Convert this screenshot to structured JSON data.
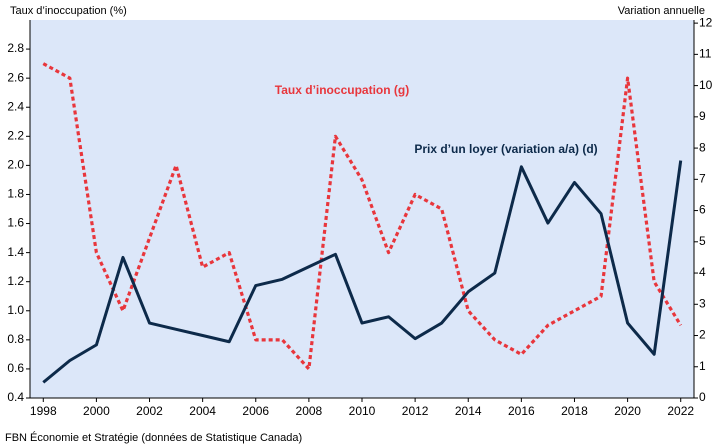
{
  "chart_data": {
    "type": "line",
    "y_label": "Taux d’inoccupation (%)",
    "y2_label": "Variation annuelle",
    "source": "FBN Économie et Stratégie (données de Statistique Canada)",
    "x": [
      1998,
      1999,
      2000,
      2001,
      2002,
      2003,
      2004,
      2005,
      2006,
      2007,
      2008,
      2009,
      2010,
      2011,
      2012,
      2013,
      2014,
      2015,
      2016,
      2017,
      2018,
      2019,
      2020,
      2021,
      2022
    ],
    "series": [
      {
        "name": "Taux d’inoccupation (g)",
        "color": "#e8363c",
        "axis": "y",
        "values": [
          2.7,
          2.6,
          1.4,
          1.0,
          1.5,
          2.0,
          1.3,
          1.4,
          0.8,
          0.8,
          0.6,
          2.2,
          1.9,
          1.4,
          1.8,
          1.7,
          1.0,
          0.8,
          0.7,
          0.9,
          1.0,
          1.1,
          2.6,
          1.2,
          0.9
        ]
      },
      {
        "name": "Prix d’un loyer (variation a/a) (d)",
        "color": "#0d2a4a",
        "axis": "y2",
        "values": [
          0.5,
          1.2,
          1.7,
          4.5,
          2.4,
          2.2,
          2.0,
          1.8,
          3.6,
          3.8,
          4.2,
          4.6,
          2.4,
          2.6,
          1.9,
          2.4,
          3.4,
          4.0,
          7.4,
          5.6,
          6.9,
          5.9,
          2.4,
          1.4,
          7.6
        ]
      }
    ],
    "xlim": [
      1997.5,
      2022.5
    ],
    "xticks": [
      1998,
      2000,
      2002,
      2004,
      2006,
      2008,
      2010,
      2012,
      2014,
      2016,
      2018,
      2020,
      2022
    ],
    "ylim": [
      0.4,
      3.0
    ],
    "yticks": [
      0.4,
      0.6,
      0.8,
      {
        "value": 1.0,
        "label": "1.0"
      },
      1.2,
      1.4,
      1.6,
      1.8,
      {
        "value": 2.0,
        "label": "2.0"
      },
      2.2,
      2.4,
      2.6,
      2.8
    ],
    "y2lim": [
      0,
      12.1
    ],
    "y2ticks": [
      0,
      1,
      2,
      3,
      4,
      5,
      6,
      7,
      8,
      9,
      10,
      11,
      12
    ]
  }
}
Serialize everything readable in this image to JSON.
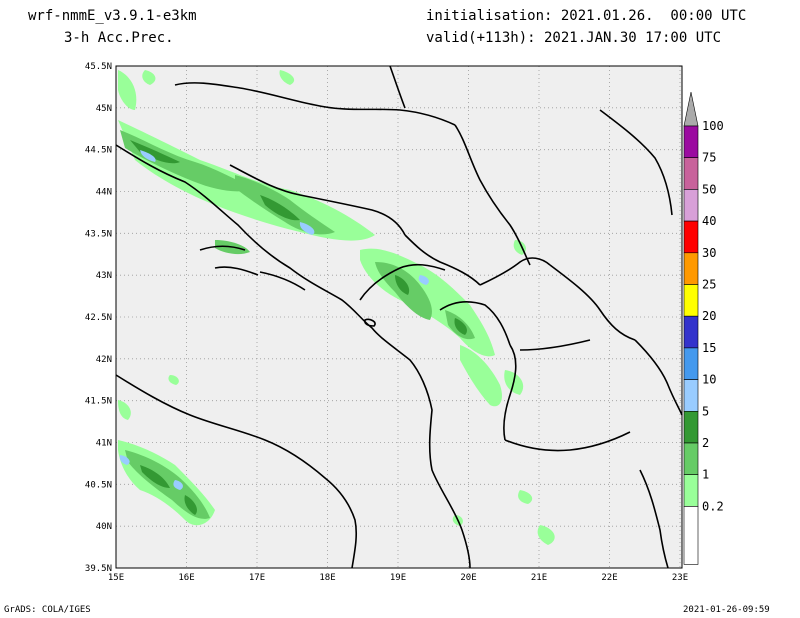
------------------------------
* **REQUIRED WORK**
Pick out each line containing "name" and report it.

* **EXPECTED ANSWER**
        "name": "Taux d’inoccupation (g)",
        "name": "Prix d’un loyer (variation a/a) (d)",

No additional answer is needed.